WHAT THE EXERCISE ASKS
Every record must be written out once more, with nothing added or omitted.
----------
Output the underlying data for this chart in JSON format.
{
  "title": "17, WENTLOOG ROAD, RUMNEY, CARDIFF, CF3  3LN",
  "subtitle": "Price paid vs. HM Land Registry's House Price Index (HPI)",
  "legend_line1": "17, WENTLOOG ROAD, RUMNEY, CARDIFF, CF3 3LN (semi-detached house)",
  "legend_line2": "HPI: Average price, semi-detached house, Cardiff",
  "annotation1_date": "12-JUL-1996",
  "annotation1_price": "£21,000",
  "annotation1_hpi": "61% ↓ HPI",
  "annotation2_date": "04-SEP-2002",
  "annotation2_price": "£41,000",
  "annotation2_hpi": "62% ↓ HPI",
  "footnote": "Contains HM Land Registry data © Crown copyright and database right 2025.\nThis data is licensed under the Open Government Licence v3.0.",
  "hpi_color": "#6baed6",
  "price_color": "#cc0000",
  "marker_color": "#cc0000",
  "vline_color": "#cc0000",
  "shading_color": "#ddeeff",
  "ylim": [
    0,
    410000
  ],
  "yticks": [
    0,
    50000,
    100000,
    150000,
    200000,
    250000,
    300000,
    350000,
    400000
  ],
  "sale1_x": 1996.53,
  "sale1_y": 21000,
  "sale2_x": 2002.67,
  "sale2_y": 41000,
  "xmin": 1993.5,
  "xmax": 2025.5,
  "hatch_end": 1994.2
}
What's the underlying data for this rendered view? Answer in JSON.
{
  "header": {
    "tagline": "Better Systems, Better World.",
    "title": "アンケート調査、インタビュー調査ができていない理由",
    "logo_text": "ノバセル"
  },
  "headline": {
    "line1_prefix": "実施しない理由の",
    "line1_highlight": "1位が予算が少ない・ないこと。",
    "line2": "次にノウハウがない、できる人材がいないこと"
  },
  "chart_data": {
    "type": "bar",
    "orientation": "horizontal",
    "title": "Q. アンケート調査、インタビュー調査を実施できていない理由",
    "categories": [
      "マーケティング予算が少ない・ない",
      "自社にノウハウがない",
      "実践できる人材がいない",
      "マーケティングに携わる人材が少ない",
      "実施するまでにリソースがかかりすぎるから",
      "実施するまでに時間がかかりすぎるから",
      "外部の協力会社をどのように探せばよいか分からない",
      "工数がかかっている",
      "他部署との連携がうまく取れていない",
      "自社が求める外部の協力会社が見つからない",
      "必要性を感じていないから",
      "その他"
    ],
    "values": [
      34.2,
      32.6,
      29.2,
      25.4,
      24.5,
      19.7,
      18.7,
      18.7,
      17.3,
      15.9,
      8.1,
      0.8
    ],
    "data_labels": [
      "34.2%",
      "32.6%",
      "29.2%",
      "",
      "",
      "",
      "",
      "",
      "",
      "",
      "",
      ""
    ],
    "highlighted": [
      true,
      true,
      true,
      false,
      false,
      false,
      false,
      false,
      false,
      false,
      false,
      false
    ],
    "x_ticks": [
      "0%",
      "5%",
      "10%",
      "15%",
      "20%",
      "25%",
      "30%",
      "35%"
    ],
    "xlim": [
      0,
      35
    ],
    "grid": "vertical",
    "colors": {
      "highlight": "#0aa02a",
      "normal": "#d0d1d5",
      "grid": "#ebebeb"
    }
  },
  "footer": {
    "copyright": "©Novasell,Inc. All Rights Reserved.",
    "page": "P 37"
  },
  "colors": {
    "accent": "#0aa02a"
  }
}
----------
CORRECT RESPONSE
Output the underlying data for this chart in JSON format.
{
  "title": "17, WENTLOOG ROAD, RUMNEY, CARDIFF, CF3  3LN",
  "subtitle": "Price paid vs. HM Land Registry's House Price Index (HPI)",
  "legend_line1": "17, WENTLOOG ROAD, RUMNEY, CARDIFF, CF3 3LN (semi-detached house)",
  "legend_line2": "HPI: Average price, semi-detached house, Cardiff",
  "annotation1_date": "12-JUL-1996",
  "annotation1_price": "£21,000",
  "annotation1_hpi": "61% ↓ HPI",
  "annotation2_date": "04-SEP-2002",
  "annotation2_price": "£41,000",
  "annotation2_hpi": "62% ↓ HPI",
  "footnote": "Contains HM Land Registry data © Crown copyright and database right 2025.\nThis data is licensed under the Open Government Licence v3.0.",
  "hpi_color": "#6baed6",
  "price_color": "#cc0000",
  "marker_color": "#cc0000",
  "vline_color": "#cc0000",
  "shading_color": "#ddeeff",
  "ylim": [
    0,
    410000
  ],
  "yticks": [
    0,
    50000,
    100000,
    150000,
    200000,
    250000,
    300000,
    350000,
    400000
  ],
  "sale1_x": 1996.53,
  "sale1_y": 21000,
  "sale2_x": 2002.67,
  "sale2_y": 41000,
  "xmin": 1993.5,
  "xmax": 2025.5,
  "hatch_end": 1994.2
}
What's the underlying data for this rendered view? Answer in JSON.
{
  "header": {
    "tagline": "Better Systems, Better World.",
    "title": "アンケート調査、インタビュー調査ができていない理由",
    "logo_text": "ノバセル"
  },
  "headline": {
    "line1_prefix": "実施しない理由の",
    "line1_highlight": "1位が予算が少ない・ないこと。",
    "line2": "次にノウハウがない、できる人材がいないこと"
  },
  "chart_data": {
    "type": "bar",
    "orientation": "horizontal",
    "title": "Q. アンケート調査、インタビュー調査を実施できていない理由",
    "categories": [
      "マーケティング予算が少ない・ない",
      "自社にノウハウがない",
      "実践できる人材がいない",
      "マーケティングに携わる人材が少ない",
      "実施するまでにリソースがかかりすぎるから",
      "実施するまでに時間がかかりすぎるから",
      "外部の協力会社をどのように探せばよいか分からない",
      "工数がかかっている",
      "他部署との連携がうまく取れていない",
      "自社が求める外部の協力会社が見つからない",
      "必要性を感じていないから",
      "その他"
    ],
    "values": [
      34.2,
      32.6,
      29.2,
      25.4,
      24.5,
      19.7,
      18.7,
      18.7,
      17.3,
      15.9,
      8.1,
      0.8
    ],
    "data_labels": [
      "34.2%",
      "32.6%",
      "29.2%",
      "",
      "",
      "",
      "",
      "",
      "",
      "",
      "",
      ""
    ],
    "highlighted": [
      true,
      true,
      true,
      false,
      false,
      false,
      false,
      false,
      false,
      false,
      false,
      false
    ],
    "x_ticks": [
      "0%",
      "5%",
      "10%",
      "15%",
      "20%",
      "25%",
      "30%",
      "35%"
    ],
    "xlim": [
      0,
      35
    ],
    "grid": "vertical",
    "colors": {
      "highlight": "#0aa02a",
      "normal": "#d0d1d5",
      "grid": "#ebebeb"
    }
  },
  "footer": {
    "copyright": "©Novasell,Inc. All Rights Reserved.",
    "page": "P 37"
  },
  "colors": {
    "accent": "#0aa02a"
  }
}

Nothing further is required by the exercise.